[Data records]
===
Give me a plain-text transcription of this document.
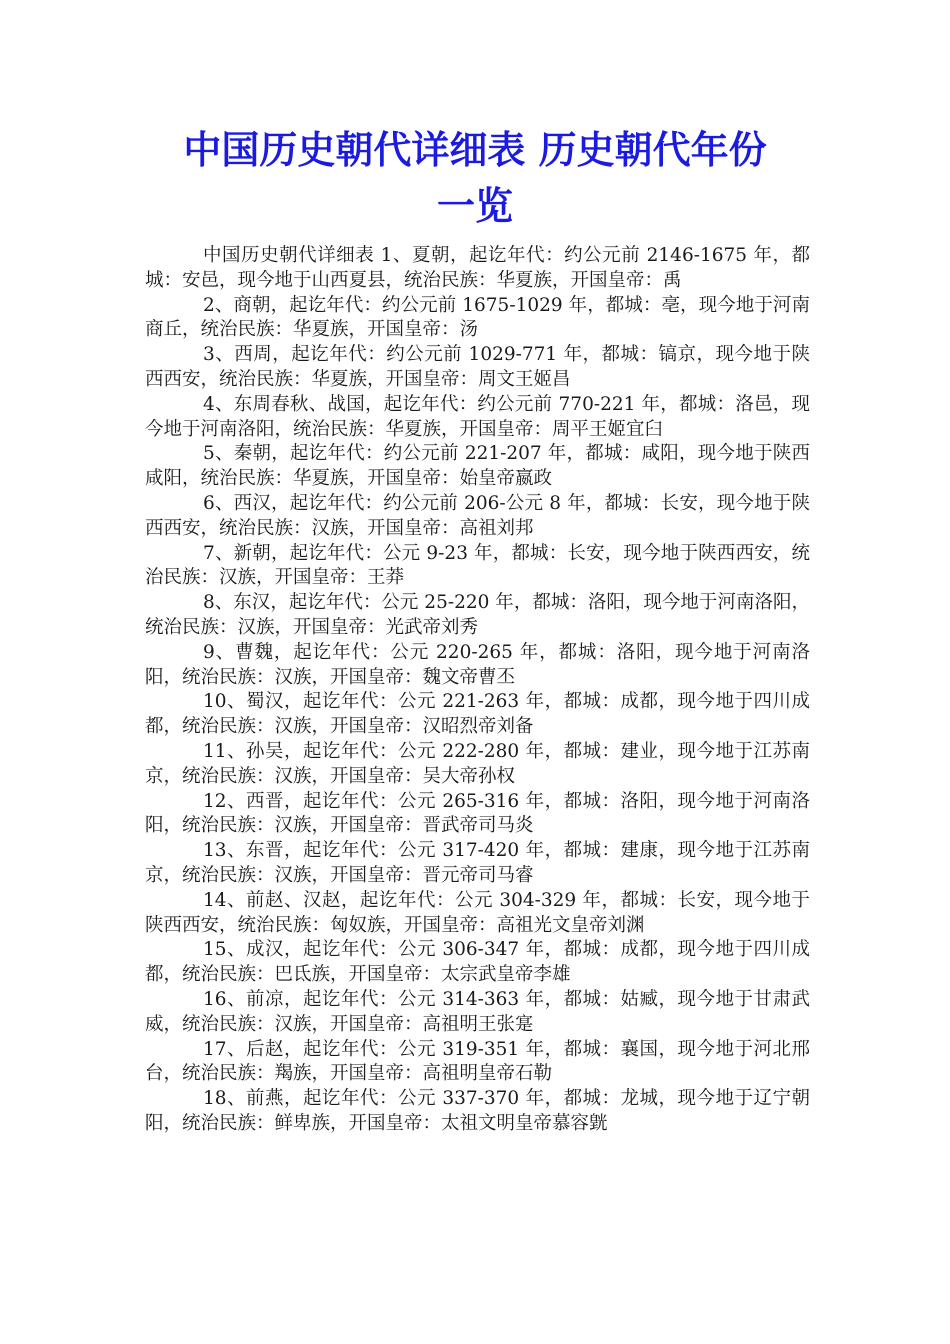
中国历史朝代详细表 历史朝代年份
一览

中国历史朝代详细表 1、夏朝，起讫年代：约公元前 2146-1675 年，都城：安邑，现今地于山西夏县，统治民族：华夏族，开国皇帝：禹

2、商朝，起讫年代：约公元前 1675-1029 年，都城：亳，现今地于河南商丘，统治民族：华夏族，开国皇帝：汤

3、西周，起讫年代：约公元前 1029-771 年，都城：镐京，现今地于陕西西安，统治民族：华夏族，开国皇帝：周文王姬昌

4、东周春秋、战国，起讫年代：约公元前 770-221 年，都城：洛邑，现今地于河南洛阳，统治民族：华夏族，开国皇帝：周平王姬宜臼

5、秦朝，起讫年代：约公元前 221-207 年，都城：咸阳，现今地于陕西咸阳，统治民族：华夏族，开国皇帝：始皇帝嬴政

6、西汉，起讫年代：约公元前 206-公元 8 年，都城：长安，现今地于陕西西安，统治民族：汉族，开国皇帝：高祖刘邦

7、新朝，起讫年代：公元 9-23 年，都城：长安，现今地于陕西西安，统治民族：汉族，开国皇帝：王莽

8、东汉，起讫年代：公元 25-220 年，都城：洛阳，现今地于河南洛阳，统治民族：汉族，开国皇帝：光武帝刘秀

9、曹魏，起讫年代：公元 220-265 年，都城：洛阳，现今地于河南洛阳，统治民族：汉族，开国皇帝：魏文帝曹丕

10、蜀汉，起讫年代：公元 221-263 年，都城：成都，现今地于四川成都，统治民族：汉族，开国皇帝：汉昭烈帝刘备

11、孙吴，起讫年代：公元 222-280 年，都城：建业，现今地于江苏南京，统治民族：汉族，开国皇帝：吴大帝孙权

12、西晋，起讫年代：公元 265-316 年，都城：洛阳，现今地于河南洛阳，统治民族：汉族，开国皇帝：晋武帝司马炎

13、东晋，起讫年代：公元 317-420 年，都城：建康，现今地于江苏南京，统治民族：汉族，开国皇帝：晋元帝司马睿

14、前赵、汉赵，起讫年代：公元 304-329 年，都城：长安，现今地于陕西西安，统治民族：匈奴族，开国皇帝：高祖光文皇帝刘渊

15、成汉，起讫年代：公元 306-347 年，都城：成都，现今地于四川成都，统治民族：巴氐族，开国皇帝：太宗武皇帝李雄

16、前凉，起讫年代：公元 314-363 年，都城：姑臧，现今地于甘肃武威，统治民族：汉族，开国皇帝：高祖明王张寔

17、后赵，起讫年代：公元 319-351 年，都城：襄国，现今地于河北邢台，统治民族：羯族，开国皇帝：高祖明皇帝石勒

18、前燕，起讫年代：公元 337-370 年，都城：龙城，现今地于辽宁朝阳，统治民族：鲜卑族，开国皇帝：太祖文明皇帝慕容皝
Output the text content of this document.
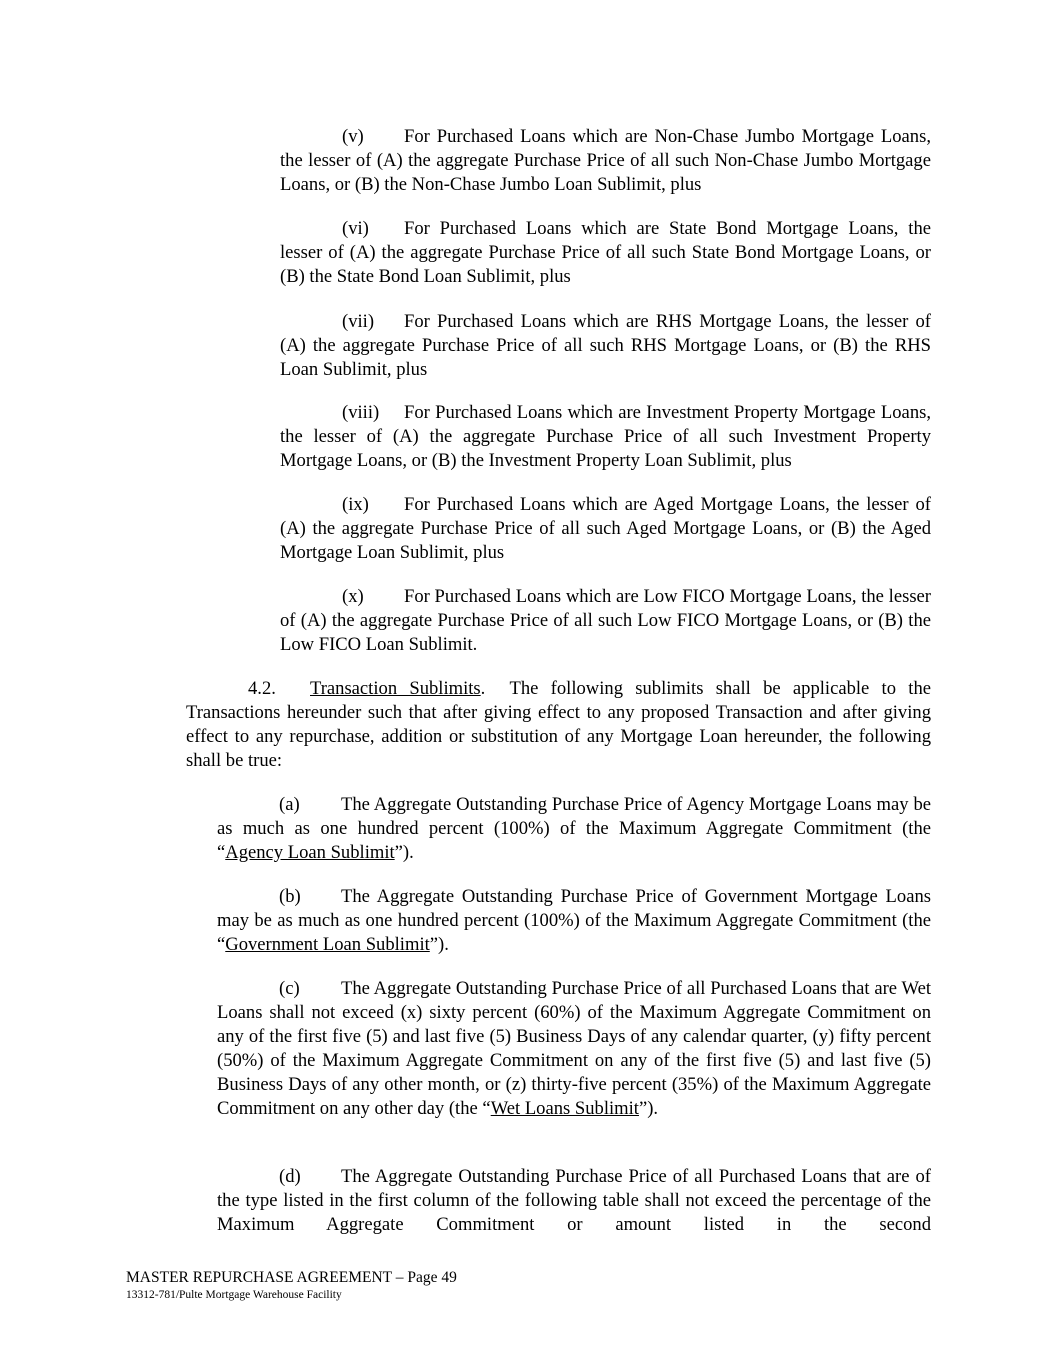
(v) For Purchased Loans which are Non-Chase Jumbo Mortgage Loans, the lesser of (A) the aggregate Purchase Price of all such Non-Chase Jumbo Mortgage Loans, or (B) the Non-Chase Jumbo Loan Sublimit, plus
(vi) For Purchased Loans which are State Bond Mortgage Loans, the lesser of (A) the aggregate Purchase Price of all such State Bond Mortgage Loans, or (B) the State Bond Loan Sublimit, plus
(vii) For Purchased Loans which are RHS Mortgage Loans, the lesser of (A) the aggregate Purchase Price of all such RHS Mortgage Loans, or (B) the RHS Loan Sublimit, plus
(viii) For Purchased Loans which are Investment Property Mortgage Loans, the lesser of (A) the aggregate Purchase Price of all such Investment Property Mortgage Loans, or (B) the Investment Property Loan Sublimit, plus
(ix) For Purchased Loans which are Aged Mortgage Loans, the lesser of (A) the aggregate Purchase Price of all such Aged Mortgage Loans, or (B) the Aged Mortgage Loan Sublimit, plus
(x) For Purchased Loans which are Low FICO Mortgage Loans, the lesser of (A) the aggregate Purchase Price of all such Low FICO Mortgage Loans, or (B) the Low FICO Loan Sublimit.
4.2. Transaction Sublimits.  The following sublimits shall be applicable to the Transactions hereunder such that after giving effect to any proposed Transaction and after giving effect to any repurchase, addition or substitution of any Mortgage Loan hereunder, the following shall be true:
(a) The Aggregate Outstanding Purchase Price of Agency Mortgage Loans may be as much as one hundred percent (100%) of the Maximum Aggregate Commitment (the “Agency Loan Sublimit”).
(b) The Aggregate Outstanding Purchase Price of Government Mortgage Loans may be as much as one hundred percent (100%) of the Maximum Aggregate Commitment (the “Government Loan Sublimit”).
(c) The Aggregate Outstanding Purchase Price of all Purchased Loans that are Wet Loans shall not exceed (x) sixty percent (60%) of the Maximum Aggregate Commitment on any of the first five (5) and last five (5) Business Days of any calendar quarter, (y) fifty percent (50%) of the Maximum Aggregate Commitment on any of the first five (5) and last five (5) Business Days of any other month, or (z) thirty-five percent (35%) of the Maximum Aggregate Commitment on any other day (the “Wet Loans Sublimit”).
(d) The Aggregate Outstanding Purchase Price of all Purchased Loans that are of the type listed in the first column of the following table shall not exceed the percentage of the Maximum Aggregate Commitment or amount listed in the second
MASTER REPURCHASE AGREEMENT – Page 49
13312-781/Pulte Mortgage Warehouse Facility
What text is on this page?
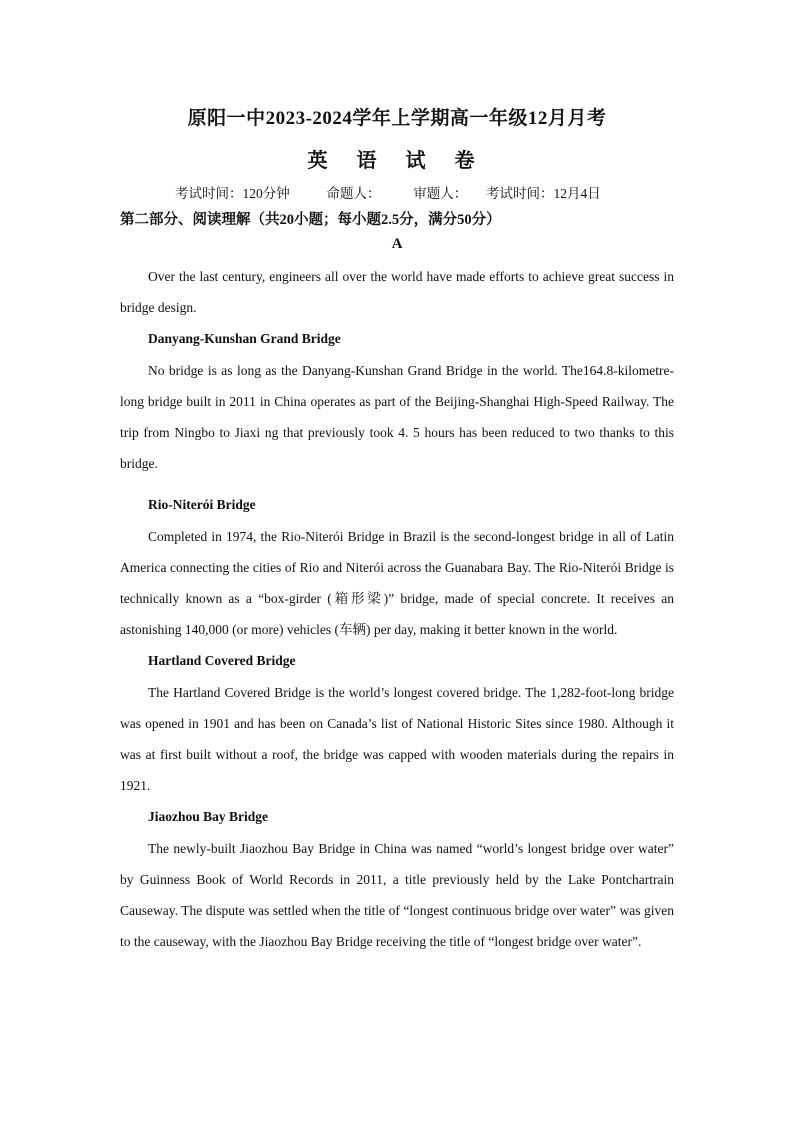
原阳一中2023-2024学年上学期高一年级12月月考
英 语 试 卷
考试时间：120分钟	命题人： 审题人： 考试时间：12月4日
第二部分、阅读理解（共20小题；每小题2.5分，满分50分）
A

Over the last century, engineers all over the world have made efforts to achieve great success in bridge design.

Danyang-Kunshan Grand Bridge

No bridge is as long as the Danyang-Kunshan Grand Bridge in the world. The164.8-kilometre-long bridge built in 2011 in China operates as part of the Beijing-Shanghai High-Speed Railway. The trip from Ningbo to Jiaxi ng that previously took 4. 5 hours has been reduced to two thanks to this bridge.

Rio-Niterói Bridge

Completed in 1974, the Rio-Niterói Bridge in Brazil is the second-longest bridge in all of Latin America connecting the cities of Rio and Niterói across the Guanabara Bay. The Rio-Niterói Bridge is technically known as a “box-girder (箱形梁)” bridge, made of special concrete. It receives an astonishing 140,000 (or more) vehicles (车辆) per day, making it better known in the world.

Hartland Covered Bridge

The Hartland Covered Bridge is the world’s longest covered bridge. The 1,282-foot-long bridge was opened in 1901 and has been on Canada’s list of National Historic Sites since 1980. Although it was at first built without a roof, the bridge was capped with wooden materials during the repairs in 1921.

Jiaozhou Bay Bridge

The newly-built Jiaozhou Bay Bridge in China was named “world’s longest bridge over water” by Guinness Book of World Records in 2011, a title previously held by the Lake Pontchartrain Causeway. The dispute was settled when the title of “longest continuous bridge over water” was given to the causeway, with the Jiaozhou Bay Bridge receiving the title of “longest bridge over water”.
===
Filter the entries above down to the lines containing the word "this".

**CORRECT ANSWER:**
Give me a plain-text transcription of this document.
Output the text content of this document.
What text is on this page?
No bridge is as long as the Danyang-Kunshan Grand Bridge in the world. The164.8-kilometre-long bridge built in 2011 in China operates as part of the Beijing-Shanghai High-Speed Railway. The trip from Ningbo to Jiaxi ng that previously took 4. 5 hours has been reduced to two thanks to this bridge.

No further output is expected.